Stated exercise
Each record is to be printed again precisely as it reads.

Stored records
......

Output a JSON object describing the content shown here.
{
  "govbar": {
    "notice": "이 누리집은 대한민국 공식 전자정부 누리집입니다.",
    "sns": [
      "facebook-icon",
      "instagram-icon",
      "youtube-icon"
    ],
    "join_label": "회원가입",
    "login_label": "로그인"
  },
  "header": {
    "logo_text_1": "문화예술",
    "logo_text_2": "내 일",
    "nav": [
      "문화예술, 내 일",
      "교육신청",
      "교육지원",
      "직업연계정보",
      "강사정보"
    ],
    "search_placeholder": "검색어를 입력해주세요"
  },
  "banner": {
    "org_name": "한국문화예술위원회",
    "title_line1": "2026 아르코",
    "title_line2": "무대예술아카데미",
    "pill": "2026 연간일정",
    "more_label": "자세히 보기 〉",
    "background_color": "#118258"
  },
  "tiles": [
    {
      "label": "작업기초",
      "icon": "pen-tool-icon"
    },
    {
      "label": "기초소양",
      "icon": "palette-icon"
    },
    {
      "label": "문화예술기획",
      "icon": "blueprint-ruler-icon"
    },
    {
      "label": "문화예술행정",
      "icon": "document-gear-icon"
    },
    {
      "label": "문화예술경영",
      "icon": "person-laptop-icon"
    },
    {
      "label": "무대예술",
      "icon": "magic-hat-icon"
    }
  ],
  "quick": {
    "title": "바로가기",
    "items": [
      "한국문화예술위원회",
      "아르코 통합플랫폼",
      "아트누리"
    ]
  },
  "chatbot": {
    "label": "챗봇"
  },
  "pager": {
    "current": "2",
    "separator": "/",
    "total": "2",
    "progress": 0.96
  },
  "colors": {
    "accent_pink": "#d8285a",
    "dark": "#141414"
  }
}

......

Problem solution
Output a JSON object describing the content shown here.
{
  "govbar": {
    "notice": "이 누리집은 대한민국 공식 전자정부 누리집입니다.",
    "sns": [
      "facebook-icon",
      "instagram-icon",
      "youtube-icon"
    ],
    "join_label": "회원가입",
    "login_label": "로그인"
  },
  "header": {
    "logo_text_1": "문화예술",
    "logo_text_2": "내 일",
    "nav": [
      "문화예술, 내 일",
      "교육신청",
      "교육지원",
      "직업연계정보",
      "강사정보"
    ],
    "search_placeholder": "검색어를 입력해주세요"
  },
  "banner": {
    "org_name": "한국문화예술위원회",
    "title_line1": "2026 아르코",
    "title_line2": "무대예술아카데미",
    "pill": "2026 연간일정",
    "more_label": "자세히 보기 〉",
    "background_color": "#118258"
  },
  "tiles": [
    {
      "label": "작업기초",
      "icon": "pen-tool-icon"
    },
    {
      "label": "기초소양",
      "icon": "palette-icon"
    },
    {
      "label": "문화예술기획",
      "icon": "blueprint-ruler-icon"
    },
    {
      "label": "문화예술행정",
      "icon": "document-gear-icon"
    },
    {
      "label": "문화예술경영",
      "icon": "person-laptop-icon"
    },
    {
      "label": "무대예술",
      "icon": "magic-hat-icon"
    }
  ],
  "quick": {
    "title": "바로가기",
    "items": [
      "한국문화예술위원회",
      "아르코 통합플랫폼",
      "아트누리"
    ]
  },
  "chatbot": {
    "label": "챗봇"
  },
  "pager": {
    "current": "2",
    "separator": "/",
    "total": "2",
    "progress": 0.96
  },
  "colors": {
    "accent_pink": "#d8285a",
    "dark": "#141414"
  }
}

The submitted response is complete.